»»

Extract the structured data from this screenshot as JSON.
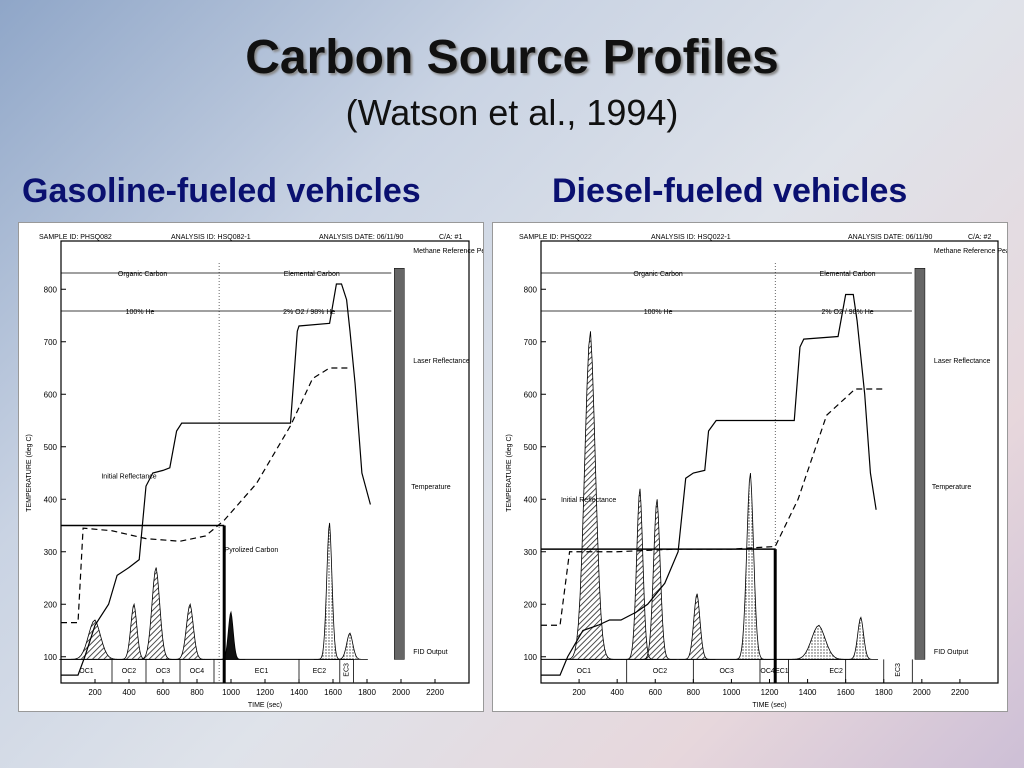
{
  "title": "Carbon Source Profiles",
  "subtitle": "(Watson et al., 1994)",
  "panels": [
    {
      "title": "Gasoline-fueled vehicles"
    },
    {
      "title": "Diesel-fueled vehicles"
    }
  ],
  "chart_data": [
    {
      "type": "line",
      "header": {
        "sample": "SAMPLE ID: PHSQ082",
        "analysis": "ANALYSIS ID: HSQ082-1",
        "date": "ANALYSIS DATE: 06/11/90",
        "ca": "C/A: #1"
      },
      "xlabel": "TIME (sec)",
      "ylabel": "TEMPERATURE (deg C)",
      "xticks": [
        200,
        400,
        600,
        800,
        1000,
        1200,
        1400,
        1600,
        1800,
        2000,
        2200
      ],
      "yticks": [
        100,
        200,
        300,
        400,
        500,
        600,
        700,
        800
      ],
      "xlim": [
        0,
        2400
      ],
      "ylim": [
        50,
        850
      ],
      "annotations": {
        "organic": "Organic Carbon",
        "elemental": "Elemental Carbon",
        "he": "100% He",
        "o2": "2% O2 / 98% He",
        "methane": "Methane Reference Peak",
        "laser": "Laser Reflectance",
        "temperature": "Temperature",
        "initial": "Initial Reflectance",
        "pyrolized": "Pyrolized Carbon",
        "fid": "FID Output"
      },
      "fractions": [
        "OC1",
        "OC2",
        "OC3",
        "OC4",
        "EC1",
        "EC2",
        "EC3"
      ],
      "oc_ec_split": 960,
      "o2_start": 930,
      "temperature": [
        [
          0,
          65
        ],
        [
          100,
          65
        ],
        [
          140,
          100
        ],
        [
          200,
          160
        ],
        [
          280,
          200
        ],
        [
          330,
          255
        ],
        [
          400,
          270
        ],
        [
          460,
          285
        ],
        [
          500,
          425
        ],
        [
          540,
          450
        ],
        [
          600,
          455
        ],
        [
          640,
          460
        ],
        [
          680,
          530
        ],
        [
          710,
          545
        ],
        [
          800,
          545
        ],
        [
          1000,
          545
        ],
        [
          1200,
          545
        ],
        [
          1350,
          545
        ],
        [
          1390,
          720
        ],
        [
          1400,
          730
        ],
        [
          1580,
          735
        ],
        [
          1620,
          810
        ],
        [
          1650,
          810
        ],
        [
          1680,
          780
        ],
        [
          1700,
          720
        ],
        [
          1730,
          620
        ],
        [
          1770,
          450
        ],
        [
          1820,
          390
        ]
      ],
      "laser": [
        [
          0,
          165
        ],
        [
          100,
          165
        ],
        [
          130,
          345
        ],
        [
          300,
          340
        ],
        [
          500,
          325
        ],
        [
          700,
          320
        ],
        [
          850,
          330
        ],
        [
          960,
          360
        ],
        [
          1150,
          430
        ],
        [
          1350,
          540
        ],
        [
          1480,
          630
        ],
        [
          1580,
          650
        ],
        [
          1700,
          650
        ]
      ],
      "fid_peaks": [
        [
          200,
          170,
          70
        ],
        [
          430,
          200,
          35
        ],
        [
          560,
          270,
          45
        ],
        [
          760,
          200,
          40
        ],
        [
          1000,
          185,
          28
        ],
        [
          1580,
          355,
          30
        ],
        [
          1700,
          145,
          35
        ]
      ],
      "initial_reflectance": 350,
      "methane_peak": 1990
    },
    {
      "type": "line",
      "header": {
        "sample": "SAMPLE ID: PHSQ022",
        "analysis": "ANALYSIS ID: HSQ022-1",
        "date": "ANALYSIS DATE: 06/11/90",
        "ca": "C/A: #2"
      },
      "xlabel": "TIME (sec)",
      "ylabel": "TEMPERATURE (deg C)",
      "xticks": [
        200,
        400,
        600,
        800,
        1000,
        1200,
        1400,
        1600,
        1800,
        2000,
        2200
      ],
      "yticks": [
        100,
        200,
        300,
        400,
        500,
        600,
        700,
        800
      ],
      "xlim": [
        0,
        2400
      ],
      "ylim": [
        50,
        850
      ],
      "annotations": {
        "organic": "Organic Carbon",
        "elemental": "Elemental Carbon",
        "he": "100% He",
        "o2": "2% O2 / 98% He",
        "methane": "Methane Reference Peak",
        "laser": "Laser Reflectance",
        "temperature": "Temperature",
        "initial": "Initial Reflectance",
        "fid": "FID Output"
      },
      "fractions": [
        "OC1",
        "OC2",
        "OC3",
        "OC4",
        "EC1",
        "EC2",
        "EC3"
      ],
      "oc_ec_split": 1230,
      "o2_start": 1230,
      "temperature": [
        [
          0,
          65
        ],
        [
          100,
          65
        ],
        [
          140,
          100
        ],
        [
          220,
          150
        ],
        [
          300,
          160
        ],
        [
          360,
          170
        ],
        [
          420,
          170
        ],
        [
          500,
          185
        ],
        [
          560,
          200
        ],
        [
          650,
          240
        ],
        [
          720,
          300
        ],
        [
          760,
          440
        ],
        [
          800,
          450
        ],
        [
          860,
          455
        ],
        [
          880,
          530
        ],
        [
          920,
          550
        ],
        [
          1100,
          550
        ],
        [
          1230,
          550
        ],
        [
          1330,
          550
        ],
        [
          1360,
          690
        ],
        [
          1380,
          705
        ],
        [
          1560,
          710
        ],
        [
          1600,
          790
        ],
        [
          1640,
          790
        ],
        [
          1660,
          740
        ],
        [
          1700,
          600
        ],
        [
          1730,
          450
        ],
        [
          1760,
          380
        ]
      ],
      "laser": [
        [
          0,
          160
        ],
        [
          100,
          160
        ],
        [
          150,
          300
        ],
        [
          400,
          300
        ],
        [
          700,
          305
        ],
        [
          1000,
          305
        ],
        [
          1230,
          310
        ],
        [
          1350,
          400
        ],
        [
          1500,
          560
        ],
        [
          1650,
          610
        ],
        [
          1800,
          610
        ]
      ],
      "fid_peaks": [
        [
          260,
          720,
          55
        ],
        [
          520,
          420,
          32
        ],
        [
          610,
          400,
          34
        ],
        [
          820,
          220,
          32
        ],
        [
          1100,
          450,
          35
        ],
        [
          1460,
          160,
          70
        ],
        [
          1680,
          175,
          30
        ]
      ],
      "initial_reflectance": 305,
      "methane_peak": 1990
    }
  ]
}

««

* REQUIREMENT
Images do not belong in the copy; reproduce all other parts of the records above verbatim.

* THE SOLUTION
Extract the structured data from this screenshot as JSON.
{
  "title": "Carbon Source Profiles",
  "subtitle": "(Watson et al., 1994)",
  "panels": [
    {
      "title": "Gasoline-fueled vehicles"
    },
    {
      "title": "Diesel-fueled vehicles"
    }
  ],
  "chart_data": [
    {
      "type": "line",
      "header": {
        "sample": "SAMPLE ID: PHSQ082",
        "analysis": "ANALYSIS ID: HSQ082-1",
        "date": "ANALYSIS DATE: 06/11/90",
        "ca": "C/A: #1"
      },
      "xlabel": "TIME (sec)",
      "ylabel": "TEMPERATURE (deg C)",
      "xticks": [
        200,
        400,
        600,
        800,
        1000,
        1200,
        1400,
        1600,
        1800,
        2000,
        2200
      ],
      "yticks": [
        100,
        200,
        300,
        400,
        500,
        600,
        700,
        800
      ],
      "xlim": [
        0,
        2400
      ],
      "ylim": [
        50,
        850
      ],
      "annotations": {
        "organic": "Organic Carbon",
        "elemental": "Elemental Carbon",
        "he": "100% He",
        "o2": "2% O2 / 98% He",
        "methane": "Methane Reference Peak",
        "laser": "Laser Reflectance",
        "temperature": "Temperature",
        "initial": "Initial Reflectance",
        "pyrolized": "Pyrolized Carbon",
        "fid": "FID Output"
      },
      "fractions": [
        "OC1",
        "OC2",
        "OC3",
        "OC4",
        "EC1",
        "EC2",
        "EC3"
      ],
      "oc_ec_split": 960,
      "o2_start": 930,
      "temperature": [
        [
          0,
          65
        ],
        [
          100,
          65
        ],
        [
          140,
          100
        ],
        [
          200,
          160
        ],
        [
          280,
          200
        ],
        [
          330,
          255
        ],
        [
          400,
          270
        ],
        [
          460,
          285
        ],
        [
          500,
          425
        ],
        [
          540,
          450
        ],
        [
          600,
          455
        ],
        [
          640,
          460
        ],
        [
          680,
          530
        ],
        [
          710,
          545
        ],
        [
          800,
          545
        ],
        [
          1000,
          545
        ],
        [
          1200,
          545
        ],
        [
          1350,
          545
        ],
        [
          1390,
          720
        ],
        [
          1400,
          730
        ],
        [
          1580,
          735
        ],
        [
          1620,
          810
        ],
        [
          1650,
          810
        ],
        [
          1680,
          780
        ],
        [
          1700,
          720
        ],
        [
          1730,
          620
        ],
        [
          1770,
          450
        ],
        [
          1820,
          390
        ]
      ],
      "laser": [
        [
          0,
          165
        ],
        [
          100,
          165
        ],
        [
          130,
          345
        ],
        [
          300,
          340
        ],
        [
          500,
          325
        ],
        [
          700,
          320
        ],
        [
          850,
          330
        ],
        [
          960,
          360
        ],
        [
          1150,
          430
        ],
        [
          1350,
          540
        ],
        [
          1480,
          630
        ],
        [
          1580,
          650
        ],
        [
          1700,
          650
        ]
      ],
      "fid_peaks": [
        [
          200,
          170,
          70
        ],
        [
          430,
          200,
          35
        ],
        [
          560,
          270,
          45
        ],
        [
          760,
          200,
          40
        ],
        [
          1000,
          185,
          28
        ],
        [
          1580,
          355,
          30
        ],
        [
          1700,
          145,
          35
        ]
      ],
      "initial_reflectance": 350,
      "methane_peak": 1990
    },
    {
      "type": "line",
      "header": {
        "sample": "SAMPLE ID: PHSQ022",
        "analysis": "ANALYSIS ID: HSQ022-1",
        "date": "ANALYSIS DATE: 06/11/90",
        "ca": "C/A: #2"
      },
      "xlabel": "TIME (sec)",
      "ylabel": "TEMPERATURE (deg C)",
      "xticks": [
        200,
        400,
        600,
        800,
        1000,
        1200,
        1400,
        1600,
        1800,
        2000,
        2200
      ],
      "yticks": [
        100,
        200,
        300,
        400,
        500,
        600,
        700,
        800
      ],
      "xlim": [
        0,
        2400
      ],
      "ylim": [
        50,
        850
      ],
      "annotations": {
        "organic": "Organic Carbon",
        "elemental": "Elemental Carbon",
        "he": "100% He",
        "o2": "2% O2 / 98% He",
        "methane": "Methane Reference Peak",
        "laser": "Laser Reflectance",
        "temperature": "Temperature",
        "initial": "Initial Reflectance",
        "fid": "FID Output"
      },
      "fractions": [
        "OC1",
        "OC2",
        "OC3",
        "OC4",
        "EC1",
        "EC2",
        "EC3"
      ],
      "oc_ec_split": 1230,
      "o2_start": 1230,
      "temperature": [
        [
          0,
          65
        ],
        [
          100,
          65
        ],
        [
          140,
          100
        ],
        [
          220,
          150
        ],
        [
          300,
          160
        ],
        [
          360,
          170
        ],
        [
          420,
          170
        ],
        [
          500,
          185
        ],
        [
          560,
          200
        ],
        [
          650,
          240
        ],
        [
          720,
          300
        ],
        [
          760,
          440
        ],
        [
          800,
          450
        ],
        [
          860,
          455
        ],
        [
          880,
          530
        ],
        [
          920,
          550
        ],
        [
          1100,
          550
        ],
        [
          1230,
          550
        ],
        [
          1330,
          550
        ],
        [
          1360,
          690
        ],
        [
          1380,
          705
        ],
        [
          1560,
          710
        ],
        [
          1600,
          790
        ],
        [
          1640,
          790
        ],
        [
          1660,
          740
        ],
        [
          1700,
          600
        ],
        [
          1730,
          450
        ],
        [
          1760,
          380
        ]
      ],
      "laser": [
        [
          0,
          160
        ],
        [
          100,
          160
        ],
        [
          150,
          300
        ],
        [
          400,
          300
        ],
        [
          700,
          305
        ],
        [
          1000,
          305
        ],
        [
          1230,
          310
        ],
        [
          1350,
          400
        ],
        [
          1500,
          560
        ],
        [
          1650,
          610
        ],
        [
          1800,
          610
        ]
      ],
      "fid_peaks": [
        [
          260,
          720,
          55
        ],
        [
          520,
          420,
          32
        ],
        [
          610,
          400,
          34
        ],
        [
          820,
          220,
          32
        ],
        [
          1100,
          450,
          35
        ],
        [
          1460,
          160,
          70
        ],
        [
          1680,
          175,
          30
        ]
      ],
      "initial_reflectance": 305,
      "methane_peak": 1990
    }
  ]
}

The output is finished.